(Task to complete): Select every line holding the word "name" and copy it.

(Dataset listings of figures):
>>>

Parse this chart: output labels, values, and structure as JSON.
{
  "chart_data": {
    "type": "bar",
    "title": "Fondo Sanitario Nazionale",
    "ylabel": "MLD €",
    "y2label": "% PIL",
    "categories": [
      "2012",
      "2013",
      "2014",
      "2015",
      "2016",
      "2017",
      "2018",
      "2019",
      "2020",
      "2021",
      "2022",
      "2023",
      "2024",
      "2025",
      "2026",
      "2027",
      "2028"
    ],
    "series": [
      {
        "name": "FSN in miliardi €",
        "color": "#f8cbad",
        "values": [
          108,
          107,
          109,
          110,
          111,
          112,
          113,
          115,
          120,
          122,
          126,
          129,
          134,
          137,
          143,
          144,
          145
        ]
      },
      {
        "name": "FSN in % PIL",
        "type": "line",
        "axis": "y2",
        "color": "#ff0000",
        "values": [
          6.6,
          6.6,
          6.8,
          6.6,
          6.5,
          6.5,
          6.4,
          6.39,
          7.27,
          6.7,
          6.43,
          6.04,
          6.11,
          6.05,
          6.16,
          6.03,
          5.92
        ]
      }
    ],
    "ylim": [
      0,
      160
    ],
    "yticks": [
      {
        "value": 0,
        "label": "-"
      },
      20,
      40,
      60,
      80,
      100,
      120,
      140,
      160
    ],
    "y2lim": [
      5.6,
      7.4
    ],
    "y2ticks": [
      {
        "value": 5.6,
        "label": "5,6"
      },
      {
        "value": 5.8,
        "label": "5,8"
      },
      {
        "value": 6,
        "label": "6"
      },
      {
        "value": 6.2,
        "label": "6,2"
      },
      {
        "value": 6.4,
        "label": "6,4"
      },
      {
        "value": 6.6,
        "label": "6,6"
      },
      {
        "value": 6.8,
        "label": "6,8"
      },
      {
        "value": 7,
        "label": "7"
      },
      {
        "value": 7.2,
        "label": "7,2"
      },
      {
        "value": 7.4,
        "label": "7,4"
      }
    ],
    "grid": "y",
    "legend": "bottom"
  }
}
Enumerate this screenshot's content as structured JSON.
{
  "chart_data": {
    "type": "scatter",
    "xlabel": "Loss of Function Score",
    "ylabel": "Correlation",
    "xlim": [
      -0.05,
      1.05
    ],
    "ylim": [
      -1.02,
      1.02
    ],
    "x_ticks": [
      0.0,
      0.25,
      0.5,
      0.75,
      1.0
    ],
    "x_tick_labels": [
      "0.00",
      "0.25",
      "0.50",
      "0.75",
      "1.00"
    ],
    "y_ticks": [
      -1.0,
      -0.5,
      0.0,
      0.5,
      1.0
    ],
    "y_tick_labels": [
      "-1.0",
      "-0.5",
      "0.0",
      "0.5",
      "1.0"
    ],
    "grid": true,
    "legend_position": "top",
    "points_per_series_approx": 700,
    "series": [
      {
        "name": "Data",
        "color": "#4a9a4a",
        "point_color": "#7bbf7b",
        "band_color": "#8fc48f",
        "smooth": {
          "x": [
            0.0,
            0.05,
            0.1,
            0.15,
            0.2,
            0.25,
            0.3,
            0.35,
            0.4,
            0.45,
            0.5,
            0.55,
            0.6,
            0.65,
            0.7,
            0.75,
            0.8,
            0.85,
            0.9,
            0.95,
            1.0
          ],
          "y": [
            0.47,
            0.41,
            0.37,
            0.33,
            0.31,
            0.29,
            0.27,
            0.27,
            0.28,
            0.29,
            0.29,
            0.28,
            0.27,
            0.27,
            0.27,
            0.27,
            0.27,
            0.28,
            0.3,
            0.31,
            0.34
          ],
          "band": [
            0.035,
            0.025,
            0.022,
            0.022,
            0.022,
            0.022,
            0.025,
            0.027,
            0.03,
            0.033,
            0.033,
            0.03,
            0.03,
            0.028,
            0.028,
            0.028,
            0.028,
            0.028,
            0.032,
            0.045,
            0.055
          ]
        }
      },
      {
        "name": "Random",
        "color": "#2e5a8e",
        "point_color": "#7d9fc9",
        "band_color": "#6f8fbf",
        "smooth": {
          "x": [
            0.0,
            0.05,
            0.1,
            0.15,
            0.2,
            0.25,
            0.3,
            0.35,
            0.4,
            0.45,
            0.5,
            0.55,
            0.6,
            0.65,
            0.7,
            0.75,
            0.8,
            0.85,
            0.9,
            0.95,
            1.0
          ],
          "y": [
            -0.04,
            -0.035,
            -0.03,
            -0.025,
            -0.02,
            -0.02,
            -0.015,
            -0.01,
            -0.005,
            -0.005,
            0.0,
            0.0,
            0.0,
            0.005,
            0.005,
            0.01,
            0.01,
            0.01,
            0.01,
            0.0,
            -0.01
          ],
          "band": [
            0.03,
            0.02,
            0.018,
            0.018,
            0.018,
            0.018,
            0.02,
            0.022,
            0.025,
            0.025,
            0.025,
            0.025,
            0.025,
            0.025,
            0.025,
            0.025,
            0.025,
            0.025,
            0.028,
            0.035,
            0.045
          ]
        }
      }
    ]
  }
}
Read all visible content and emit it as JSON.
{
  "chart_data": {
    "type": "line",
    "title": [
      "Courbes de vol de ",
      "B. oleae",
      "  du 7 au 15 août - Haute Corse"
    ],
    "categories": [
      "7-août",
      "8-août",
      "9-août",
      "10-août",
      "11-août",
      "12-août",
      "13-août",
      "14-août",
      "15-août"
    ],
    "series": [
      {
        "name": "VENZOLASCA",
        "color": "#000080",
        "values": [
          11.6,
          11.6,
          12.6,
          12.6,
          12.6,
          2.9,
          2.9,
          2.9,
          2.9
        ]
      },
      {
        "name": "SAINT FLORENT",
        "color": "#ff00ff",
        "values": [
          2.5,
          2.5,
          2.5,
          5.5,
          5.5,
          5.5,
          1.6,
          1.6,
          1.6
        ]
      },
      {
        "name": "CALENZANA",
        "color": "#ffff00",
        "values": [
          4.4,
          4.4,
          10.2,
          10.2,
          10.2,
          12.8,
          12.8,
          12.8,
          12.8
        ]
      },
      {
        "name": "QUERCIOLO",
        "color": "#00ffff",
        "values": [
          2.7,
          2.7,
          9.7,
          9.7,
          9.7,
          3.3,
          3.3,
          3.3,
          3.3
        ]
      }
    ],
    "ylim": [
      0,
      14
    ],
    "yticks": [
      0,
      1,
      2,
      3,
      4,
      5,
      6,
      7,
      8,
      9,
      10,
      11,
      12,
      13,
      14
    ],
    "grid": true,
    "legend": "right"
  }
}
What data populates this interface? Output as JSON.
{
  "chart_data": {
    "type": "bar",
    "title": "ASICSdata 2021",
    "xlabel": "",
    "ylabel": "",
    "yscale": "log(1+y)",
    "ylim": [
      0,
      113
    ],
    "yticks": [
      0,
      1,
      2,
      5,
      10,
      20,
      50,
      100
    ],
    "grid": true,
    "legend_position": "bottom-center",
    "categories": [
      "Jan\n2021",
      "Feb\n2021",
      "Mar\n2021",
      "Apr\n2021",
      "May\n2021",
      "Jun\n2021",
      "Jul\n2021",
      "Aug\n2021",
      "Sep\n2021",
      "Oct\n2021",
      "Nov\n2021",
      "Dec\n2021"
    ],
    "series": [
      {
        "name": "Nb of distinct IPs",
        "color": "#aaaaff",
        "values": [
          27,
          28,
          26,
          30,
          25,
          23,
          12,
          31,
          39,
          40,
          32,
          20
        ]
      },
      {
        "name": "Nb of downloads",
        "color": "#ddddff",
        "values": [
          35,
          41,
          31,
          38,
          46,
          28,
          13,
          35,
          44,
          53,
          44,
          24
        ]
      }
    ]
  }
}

<<<

(Result):
        "name": "FSN in miliardi €",
        "name": "FSN in % PIL",
        "name": "Data",
        "name": "Random",
        "name": "VENZOLASCA",
        "name": "SAINT FLORENT",
        "name": "CALENZANA",
        "name": "QUERCIOLO",
        "name": "Nb of distinct IPs",
        "name": "Nb of downloads",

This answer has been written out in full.